▶ **RECORDS FOR THE TASK**:

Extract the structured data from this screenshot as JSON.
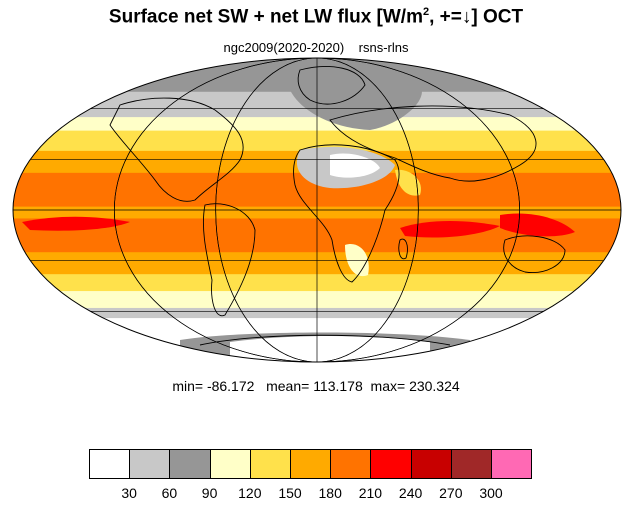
{
  "title": {
    "main": "Surface net SW + net LW flux [W/m",
    "sup": "2",
    "tail": ", +=↓]  OCT"
  },
  "subtitle": "ngc2009(2020-2020)    rsns-rlns",
  "stats": {
    "min_label": "min=",
    "min": "-86.172",
    "mean_label": "mean=",
    "mean": "113.178",
    "max_label": "max=",
    "max": "230.324"
  },
  "map": {
    "projection": "mollweide",
    "graticule": true,
    "coastlines": true
  },
  "colorbar": {
    "levels": [
      "30",
      "60",
      "90",
      "120",
      "150",
      "180",
      "210",
      "240",
      "270",
      "300"
    ],
    "colors": [
      "#ffffff",
      "#c8c8c8",
      "#969696",
      "#ffffc8",
      "#ffe14b",
      "#ffaa00",
      "#ff7300",
      "#ff0000",
      "#c80000",
      "#a02828",
      "#ff69b4"
    ]
  },
  "flux_bands": [
    {
      "lat_top": 90,
      "lat_bottom": 70,
      "color": "#969696"
    },
    {
      "lat_top": 70,
      "lat_bottom": 55,
      "color": "#c8c8c8"
    },
    {
      "lat_top": 55,
      "lat_bottom": 47,
      "color": "#ffffc8"
    },
    {
      "lat_top": 47,
      "lat_bottom": 35,
      "color": "#ffe14b"
    },
    {
      "lat_top": 35,
      "lat_bottom": 22,
      "color": "#ffaa00"
    },
    {
      "lat_top": 22,
      "lat_bottom": 2,
      "color": "#ff7300"
    },
    {
      "lat_top": 2,
      "lat_bottom": -5,
      "color": "#ffaa00"
    },
    {
      "lat_top": -5,
      "lat_bottom": -25,
      "color": "#ff7300"
    },
    {
      "lat_top": -25,
      "lat_bottom": -38,
      "color": "#ffaa00"
    },
    {
      "lat_top": -38,
      "lat_bottom": -48,
      "color": "#ffe14b"
    },
    {
      "lat_top": -48,
      "lat_bottom": -58,
      "color": "#ffffc8"
    },
    {
      "lat_top": -58,
      "lat_bottom": -64,
      "color": "#c8c8c8"
    },
    {
      "lat_top": -64,
      "lat_bottom": -90,
      "color": "#ffffff"
    }
  ]
}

▶ **WHAT IS EXPECTED**:
Every record above must be given again exactly; drop the pictures.

▶ **TASK ANSWER**:
Extract the structured data from this screenshot as JSON.
{
  "title": {
    "main": "Surface net SW + net LW flux [W/m",
    "sup": "2",
    "tail": ", +=↓]  OCT"
  },
  "subtitle": "ngc2009(2020-2020)    rsns-rlns",
  "stats": {
    "min_label": "min=",
    "min": "-86.172",
    "mean_label": "mean=",
    "mean": "113.178",
    "max_label": "max=",
    "max": "230.324"
  },
  "map": {
    "projection": "mollweide",
    "graticule": true,
    "coastlines": true
  },
  "colorbar": {
    "levels": [
      "30",
      "60",
      "90",
      "120",
      "150",
      "180",
      "210",
      "240",
      "270",
      "300"
    ],
    "colors": [
      "#ffffff",
      "#c8c8c8",
      "#969696",
      "#ffffc8",
      "#ffe14b",
      "#ffaa00",
      "#ff7300",
      "#ff0000",
      "#c80000",
      "#a02828",
      "#ff69b4"
    ]
  },
  "flux_bands": [
    {
      "lat_top": 90,
      "lat_bottom": 70,
      "color": "#969696"
    },
    {
      "lat_top": 70,
      "lat_bottom": 55,
      "color": "#c8c8c8"
    },
    {
      "lat_top": 55,
      "lat_bottom": 47,
      "color": "#ffffc8"
    },
    {
      "lat_top": 47,
      "lat_bottom": 35,
      "color": "#ffe14b"
    },
    {
      "lat_top": 35,
      "lat_bottom": 22,
      "color": "#ffaa00"
    },
    {
      "lat_top": 22,
      "lat_bottom": 2,
      "color": "#ff7300"
    },
    {
      "lat_top": 2,
      "lat_bottom": -5,
      "color": "#ffaa00"
    },
    {
      "lat_top": -5,
      "lat_bottom": -25,
      "color": "#ff7300"
    },
    {
      "lat_top": -25,
      "lat_bottom": -38,
      "color": "#ffaa00"
    },
    {
      "lat_top": -38,
      "lat_bottom": -48,
      "color": "#ffe14b"
    },
    {
      "lat_top": -48,
      "lat_bottom": -58,
      "color": "#ffffc8"
    },
    {
      "lat_top": -58,
      "lat_bottom": -64,
      "color": "#c8c8c8"
    },
    {
      "lat_top": -64,
      "lat_bottom": -90,
      "color": "#ffffff"
    }
  ]
}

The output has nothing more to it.